* What this task involves: Extract and list every line that contains the word "data".

* Information provided:

★ ★ ★ ★ ★

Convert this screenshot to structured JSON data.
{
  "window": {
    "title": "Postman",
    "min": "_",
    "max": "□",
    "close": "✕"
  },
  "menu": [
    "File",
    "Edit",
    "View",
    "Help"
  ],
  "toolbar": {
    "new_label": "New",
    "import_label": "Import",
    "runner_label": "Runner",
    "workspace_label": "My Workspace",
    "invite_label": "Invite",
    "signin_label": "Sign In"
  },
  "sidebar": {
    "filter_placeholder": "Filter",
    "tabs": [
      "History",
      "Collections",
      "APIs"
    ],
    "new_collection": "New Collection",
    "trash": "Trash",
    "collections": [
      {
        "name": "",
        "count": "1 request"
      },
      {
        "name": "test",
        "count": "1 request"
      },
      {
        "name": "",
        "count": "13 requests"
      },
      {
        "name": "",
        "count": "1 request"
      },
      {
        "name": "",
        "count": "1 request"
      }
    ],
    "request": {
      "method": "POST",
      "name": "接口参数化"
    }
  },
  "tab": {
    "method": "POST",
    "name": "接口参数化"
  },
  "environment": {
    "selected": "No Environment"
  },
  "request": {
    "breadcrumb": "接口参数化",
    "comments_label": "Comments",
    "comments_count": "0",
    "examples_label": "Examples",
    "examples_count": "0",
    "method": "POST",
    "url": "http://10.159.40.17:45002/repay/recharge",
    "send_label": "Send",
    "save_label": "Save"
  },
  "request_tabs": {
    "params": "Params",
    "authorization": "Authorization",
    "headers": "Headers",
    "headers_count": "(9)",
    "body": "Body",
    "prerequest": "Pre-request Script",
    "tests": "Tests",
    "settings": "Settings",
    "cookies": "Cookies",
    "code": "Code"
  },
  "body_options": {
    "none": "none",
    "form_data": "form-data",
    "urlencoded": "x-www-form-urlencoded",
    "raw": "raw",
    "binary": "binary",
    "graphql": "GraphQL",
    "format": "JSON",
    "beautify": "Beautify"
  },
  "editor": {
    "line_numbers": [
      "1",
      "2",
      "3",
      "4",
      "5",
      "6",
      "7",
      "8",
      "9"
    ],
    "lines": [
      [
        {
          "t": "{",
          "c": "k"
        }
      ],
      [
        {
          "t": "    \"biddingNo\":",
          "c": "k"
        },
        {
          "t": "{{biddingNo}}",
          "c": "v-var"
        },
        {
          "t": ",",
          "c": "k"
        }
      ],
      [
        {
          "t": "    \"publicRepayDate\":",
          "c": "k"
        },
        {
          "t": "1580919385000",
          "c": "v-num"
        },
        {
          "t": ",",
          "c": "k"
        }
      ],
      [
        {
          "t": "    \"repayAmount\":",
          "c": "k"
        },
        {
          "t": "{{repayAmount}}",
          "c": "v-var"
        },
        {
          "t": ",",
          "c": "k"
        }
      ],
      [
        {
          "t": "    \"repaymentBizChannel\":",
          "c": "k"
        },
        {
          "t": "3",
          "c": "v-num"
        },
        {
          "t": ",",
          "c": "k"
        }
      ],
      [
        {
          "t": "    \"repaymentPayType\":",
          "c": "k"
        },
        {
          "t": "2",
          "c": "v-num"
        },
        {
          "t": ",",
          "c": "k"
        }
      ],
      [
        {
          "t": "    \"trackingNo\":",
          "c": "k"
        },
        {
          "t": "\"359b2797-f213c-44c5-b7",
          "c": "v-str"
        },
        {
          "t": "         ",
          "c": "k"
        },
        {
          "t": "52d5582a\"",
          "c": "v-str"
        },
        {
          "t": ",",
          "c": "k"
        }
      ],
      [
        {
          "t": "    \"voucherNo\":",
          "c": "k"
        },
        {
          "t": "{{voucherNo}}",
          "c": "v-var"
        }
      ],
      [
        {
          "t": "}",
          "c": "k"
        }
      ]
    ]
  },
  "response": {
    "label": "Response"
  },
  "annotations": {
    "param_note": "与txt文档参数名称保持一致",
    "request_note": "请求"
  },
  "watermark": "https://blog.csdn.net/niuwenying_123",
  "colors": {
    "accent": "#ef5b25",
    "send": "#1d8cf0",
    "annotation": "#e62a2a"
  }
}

★ ★ ★ ★ ★

* Answer to this exercise:
Convert this screenshot to structured JSON data.
    "form_data": "form-data",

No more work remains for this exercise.